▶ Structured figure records
'''

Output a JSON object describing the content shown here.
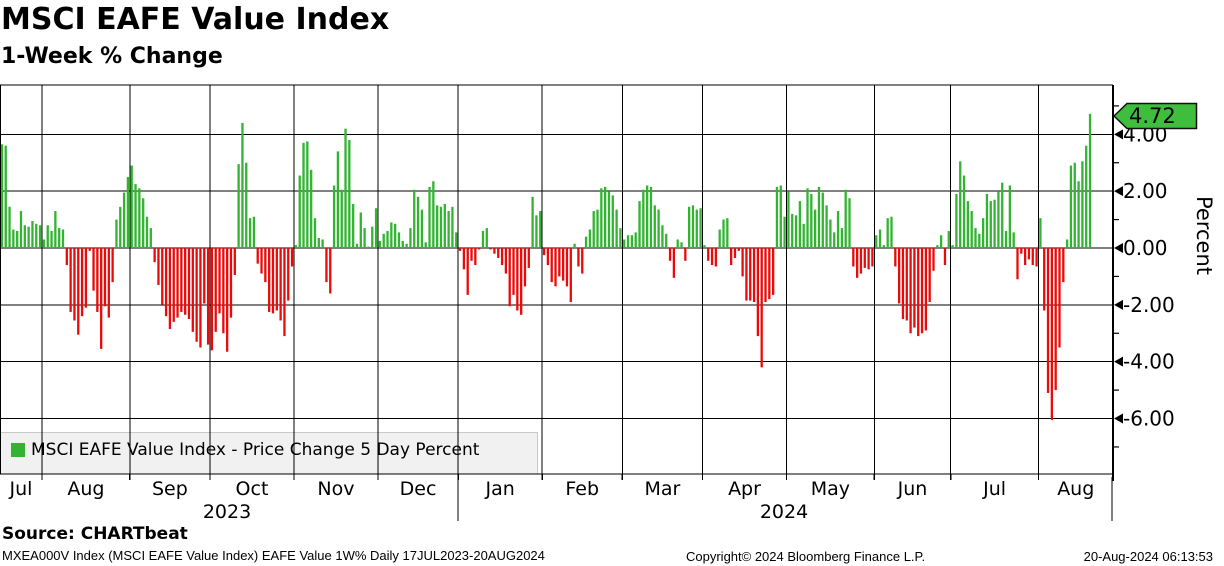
{
  "header": {
    "title": "MSCI EAFE Value Index",
    "subtitle": "1-Week % Change"
  },
  "chart_data": {
    "type": "bar",
    "title": "MSCI EAFE Value Index",
    "subtitle": "1-Week % Change",
    "ylabel": "Percent",
    "ylim": [
      -7.9,
      5.7
    ],
    "grid": true,
    "legend": "MSCI EAFE Value Index - Price Change 5 Day Percent",
    "legend_position": "bottom-left",
    "badge_label": "4.72",
    "last_value": 4.72,
    "y_major_ticks": [
      {
        "value": 4,
        "label": "4.00"
      },
      {
        "value": 2,
        "label": "2.00"
      },
      {
        "value": 0,
        "label": "0.00"
      },
      {
        "value": -2,
        "label": "-2.00"
      },
      {
        "value": -4,
        "label": "-4.00"
      },
      {
        "value": -6,
        "label": "-6.00"
      }
    ],
    "y_minor_ticks": [
      5,
      3,
      1,
      -1,
      -3,
      -5,
      -7
    ],
    "x_unit": "daily bars, trading days 17JUL2023-20AUG2024",
    "months": [
      {
        "label": "Jul",
        "year": 2023,
        "values": [
          3.65,
          3.6,
          1.45,
          0.65,
          0.6,
          1.3,
          0.8,
          0.75,
          0.95,
          0.85,
          0.8
        ]
      },
      {
        "label": "Aug",
        "year": 2023,
        "values": [
          0.3,
          0.8,
          0.6,
          1.3,
          0.7,
          0.65,
          -0.6,
          -2.25,
          -2.55,
          -3.05,
          -2.4,
          -2.1,
          -0.1,
          -1.5,
          -2.25,
          -3.55,
          -2.05,
          -2.45,
          -1.2,
          1.0,
          1.45,
          1.95,
          2.5
        ]
      },
      {
        "label": "Sep",
        "year": 2023,
        "values": [
          2.9,
          2.25,
          2.1,
          1.75,
          1.1,
          0.7,
          -0.5,
          -1.3,
          -2.0,
          -2.4,
          -2.85,
          -2.6,
          -2.45,
          -2.25,
          -2.35,
          -2.5,
          -2.95,
          -3.3,
          -3.5,
          -1.95,
          -3.4
        ]
      },
      {
        "label": "Oct",
        "year": 2023,
        "values": [
          -3.6,
          -2.95,
          -2.3,
          -3.0,
          -3.65,
          -2.45,
          -0.95,
          2.95,
          4.4,
          3.0,
          1.05,
          1.1,
          -0.55,
          -0.9,
          -1.2,
          -2.25,
          -2.3,
          -2.2,
          -2.55,
          -3.1,
          -1.85,
          -0.65
        ]
      },
      {
        "label": "Nov",
        "year": 2023,
        "values": [
          0.1,
          2.55,
          3.7,
          3.75,
          2.75,
          1.05,
          0.35,
          0.3,
          -1.2,
          -1.6,
          2.2,
          3.4,
          2.05,
          4.2,
          3.8,
          1.55,
          0.15,
          1.25,
          0.7,
          0.05,
          0.75,
          1.4
        ]
      },
      {
        "label": "Dec",
        "year": 2023,
        "values": [
          0.25,
          0.5,
          0.6,
          0.9,
          0.85,
          0.55,
          0.25,
          0.15,
          0.7,
          2.05,
          1.8,
          1.35,
          0.2,
          2.15,
          2.35,
          1.5,
          1.45,
          1.55,
          1.3,
          1.45,
          0.55
        ]
      },
      {
        "label": "Jan",
        "year": 2024,
        "values": [
          -0.1,
          -0.75,
          -1.65,
          -0.45,
          -0.6,
          -0.05,
          0.6,
          0.7,
          -0.05,
          -0.2,
          -0.35,
          -0.6,
          -0.9,
          -2.05,
          -1.65,
          -2.2,
          -2.35,
          -1.35,
          -0.7,
          1.8,
          1.15,
          1.3
        ]
      },
      {
        "label": "Feb",
        "year": 2024,
        "values": [
          -0.25,
          -0.6,
          -1.2,
          -1.35,
          -1.0,
          -1.15,
          -1.35,
          -1.9,
          0.15,
          -0.65,
          -0.9,
          0.4,
          0.65,
          1.3,
          1.35,
          2.1,
          2.15,
          2.0,
          1.85,
          1.35,
          0.7
        ]
      },
      {
        "label": "Mar",
        "year": 2024,
        "values": [
          0.3,
          0.45,
          0.45,
          0.55,
          1.65,
          2.05,
          2.2,
          2.15,
          1.5,
          1.35,
          0.8,
          0.5,
          -0.45,
          -1.05,
          0.3,
          0.2,
          -0.45,
          1.45,
          1.5,
          1.35,
          1.4
        ]
      },
      {
        "label": "Apr",
        "year": 2024,
        "values": [
          0.1,
          -0.45,
          -0.6,
          -0.65,
          0.65,
          1.0,
          1.05,
          -0.6,
          -0.35,
          -0.1,
          -1.0,
          -1.85,
          -1.85,
          -1.9,
          -3.1,
          -4.2,
          -1.9,
          -1.8,
          -1.65,
          2.15,
          2.2,
          1.1
        ]
      },
      {
        "label": "May",
        "year": 2024,
        "values": [
          2.0,
          1.2,
          1.15,
          1.65,
          0.85,
          2.1,
          1.9,
          1.35,
          2.15,
          1.95,
          1.5,
          1.0,
          0.55,
          1.3,
          0.7,
          2.05,
          1.75,
          -0.65,
          -1.05,
          -0.9,
          -0.7,
          -0.75,
          -0.65
        ]
      },
      {
        "label": "Jun",
        "year": 2024,
        "values": [
          0.45,
          0.65,
          0.1,
          1.05,
          1.1,
          -0.65,
          -1.95,
          -2.5,
          -2.55,
          -3.0,
          -2.8,
          -3.1,
          -3.0,
          -2.9,
          -1.9,
          -0.8,
          0.1,
          0.45,
          -0.6,
          0.6
        ]
      },
      {
        "label": "Jul",
        "year": 2024,
        "values": [
          0.1,
          1.9,
          3.05,
          2.55,
          1.65,
          1.3,
          0.7,
          0.5,
          1.05,
          1.9,
          1.65,
          1.7,
          2.0,
          2.3,
          0.6,
          2.2,
          0.55,
          -1.1,
          -0.2,
          -0.6,
          -0.4,
          -0.6,
          -0.65
        ]
      },
      {
        "label": "Aug",
        "year": 2024,
        "values": [
          1.05,
          -2.2,
          -5.1,
          -6.05,
          -5.0,
          -3.5,
          -1.2,
          0.3,
          2.9,
          3.0,
          2.35,
          3.05,
          3.6,
          4.72
        ]
      }
    ],
    "years": [
      {
        "label": "2023"
      },
      {
        "label": "2024"
      }
    ]
  },
  "colors": {
    "positive": "#32b432",
    "negative": "#eb0a0a",
    "badge": "#3ebe3c",
    "grid": "#000000",
    "legend_bg": "#f1f1f1"
  },
  "footer": {
    "source": "Source: CHARTbeat",
    "info": "MXEA000V Index (MSCI EAFE Value Index) EAFE Value 1W%  Daily 17JUL2023-20AUG2024",
    "copyright": "Copyright© 2024 Bloomberg Finance L.P.",
    "timestamp": "20-Aug-2024 06:13:53"
  }
}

'''

▶ Given problem
Retype the whole listing exactly and leave the pictures out.

▶ Correct result
Output a JSON object describing the content shown here.
{
  "header": {
    "title": "MSCI EAFE Value Index",
    "subtitle": "1-Week % Change"
  },
  "chart_data": {
    "type": "bar",
    "title": "MSCI EAFE Value Index",
    "subtitle": "1-Week % Change",
    "ylabel": "Percent",
    "ylim": [
      -7.9,
      5.7
    ],
    "grid": true,
    "legend": "MSCI EAFE Value Index - Price Change 5 Day Percent",
    "legend_position": "bottom-left",
    "badge_label": "4.72",
    "last_value": 4.72,
    "y_major_ticks": [
      {
        "value": 4,
        "label": "4.00"
      },
      {
        "value": 2,
        "label": "2.00"
      },
      {
        "value": 0,
        "label": "0.00"
      },
      {
        "value": -2,
        "label": "-2.00"
      },
      {
        "value": -4,
        "label": "-4.00"
      },
      {
        "value": -6,
        "label": "-6.00"
      }
    ],
    "y_minor_ticks": [
      5,
      3,
      1,
      -1,
      -3,
      -5,
      -7
    ],
    "x_unit": "daily bars, trading days 17JUL2023-20AUG2024",
    "months": [
      {
        "label": "Jul",
        "year": 2023,
        "values": [
          3.65,
          3.6,
          1.45,
          0.65,
          0.6,
          1.3,
          0.8,
          0.75,
          0.95,
          0.85,
          0.8
        ]
      },
      {
        "label": "Aug",
        "year": 2023,
        "values": [
          0.3,
          0.8,
          0.6,
          1.3,
          0.7,
          0.65,
          -0.6,
          -2.25,
          -2.55,
          -3.05,
          -2.4,
          -2.1,
          -0.1,
          -1.5,
          -2.25,
          -3.55,
          -2.05,
          -2.45,
          -1.2,
          1.0,
          1.45,
          1.95,
          2.5
        ]
      },
      {
        "label": "Sep",
        "year": 2023,
        "values": [
          2.9,
          2.25,
          2.1,
          1.75,
          1.1,
          0.7,
          -0.5,
          -1.3,
          -2.0,
          -2.4,
          -2.85,
          -2.6,
          -2.45,
          -2.25,
          -2.35,
          -2.5,
          -2.95,
          -3.3,
          -3.5,
          -1.95,
          -3.4
        ]
      },
      {
        "label": "Oct",
        "year": 2023,
        "values": [
          -3.6,
          -2.95,
          -2.3,
          -3.0,
          -3.65,
          -2.45,
          -0.95,
          2.95,
          4.4,
          3.0,
          1.05,
          1.1,
          -0.55,
          -0.9,
          -1.2,
          -2.25,
          -2.3,
          -2.2,
          -2.55,
          -3.1,
          -1.85,
          -0.65
        ]
      },
      {
        "label": "Nov",
        "year": 2023,
        "values": [
          0.1,
          2.55,
          3.7,
          3.75,
          2.75,
          1.05,
          0.35,
          0.3,
          -1.2,
          -1.6,
          2.2,
          3.4,
          2.05,
          4.2,
          3.8,
          1.55,
          0.15,
          1.25,
          0.7,
          0.05,
          0.75,
          1.4
        ]
      },
      {
        "label": "Dec",
        "year": 2023,
        "values": [
          0.25,
          0.5,
          0.6,
          0.9,
          0.85,
          0.55,
          0.25,
          0.15,
          0.7,
          2.05,
          1.8,
          1.35,
          0.2,
          2.15,
          2.35,
          1.5,
          1.45,
          1.55,
          1.3,
          1.45,
          0.55
        ]
      },
      {
        "label": "Jan",
        "year": 2024,
        "values": [
          -0.1,
          -0.75,
          -1.65,
          -0.45,
          -0.6,
          -0.05,
          0.6,
          0.7,
          -0.05,
          -0.2,
          -0.35,
          -0.6,
          -0.9,
          -2.05,
          -1.65,
          -2.2,
          -2.35,
          -1.35,
          -0.7,
          1.8,
          1.15,
          1.3
        ]
      },
      {
        "label": "Feb",
        "year": 2024,
        "values": [
          -0.25,
          -0.6,
          -1.2,
          -1.35,
          -1.0,
          -1.15,
          -1.35,
          -1.9,
          0.15,
          -0.65,
          -0.9,
          0.4,
          0.65,
          1.3,
          1.35,
          2.1,
          2.15,
          2.0,
          1.85,
          1.35,
          0.7
        ]
      },
      {
        "label": "Mar",
        "year": 2024,
        "values": [
          0.3,
          0.45,
          0.45,
          0.55,
          1.65,
          2.05,
          2.2,
          2.15,
          1.5,
          1.35,
          0.8,
          0.5,
          -0.45,
          -1.05,
          0.3,
          0.2,
          -0.45,
          1.45,
          1.5,
          1.35,
          1.4
        ]
      },
      {
        "label": "Apr",
        "year": 2024,
        "values": [
          0.1,
          -0.45,
          -0.6,
          -0.65,
          0.65,
          1.0,
          1.05,
          -0.6,
          -0.35,
          -0.1,
          -1.0,
          -1.85,
          -1.85,
          -1.9,
          -3.1,
          -4.2,
          -1.9,
          -1.8,
          -1.65,
          2.15,
          2.2,
          1.1
        ]
      },
      {
        "label": "May",
        "year": 2024,
        "values": [
          2.0,
          1.2,
          1.15,
          1.65,
          0.85,
          2.1,
          1.9,
          1.35,
          2.15,
          1.95,
          1.5,
          1.0,
          0.55,
          1.3,
          0.7,
          2.05,
          1.75,
          -0.65,
          -1.05,
          -0.9,
          -0.7,
          -0.75,
          -0.65
        ]
      },
      {
        "label": "Jun",
        "year": 2024,
        "values": [
          0.45,
          0.65,
          0.1,
          1.05,
          1.1,
          -0.65,
          -1.95,
          -2.5,
          -2.55,
          -3.0,
          -2.8,
          -3.1,
          -3.0,
          -2.9,
          -1.9,
          -0.8,
          0.1,
          0.45,
          -0.6,
          0.6
        ]
      },
      {
        "label": "Jul",
        "year": 2024,
        "values": [
          0.1,
          1.9,
          3.05,
          2.55,
          1.65,
          1.3,
          0.7,
          0.5,
          1.05,
          1.9,
          1.65,
          1.7,
          2.0,
          2.3,
          0.6,
          2.2,
          0.55,
          -1.1,
          -0.2,
          -0.6,
          -0.4,
          -0.6,
          -0.65
        ]
      },
      {
        "label": "Aug",
        "year": 2024,
        "values": [
          1.05,
          -2.2,
          -5.1,
          -6.05,
          -5.0,
          -3.5,
          -1.2,
          0.3,
          2.9,
          3.0,
          2.35,
          3.05,
          3.6,
          4.72
        ]
      }
    ],
    "years": [
      {
        "label": "2023"
      },
      {
        "label": "2024"
      }
    ]
  },
  "colors": {
    "positive": "#32b432",
    "negative": "#eb0a0a",
    "badge": "#3ebe3c",
    "grid": "#000000",
    "legend_bg": "#f1f1f1"
  },
  "footer": {
    "source": "Source: CHARTbeat",
    "info": "MXEA000V Index (MSCI EAFE Value Index) EAFE Value 1W%  Daily 17JUL2023-20AUG2024",
    "copyright": "Copyright© 2024 Bloomberg Finance L.P.",
    "timestamp": "20-Aug-2024 06:13:53"
  }
}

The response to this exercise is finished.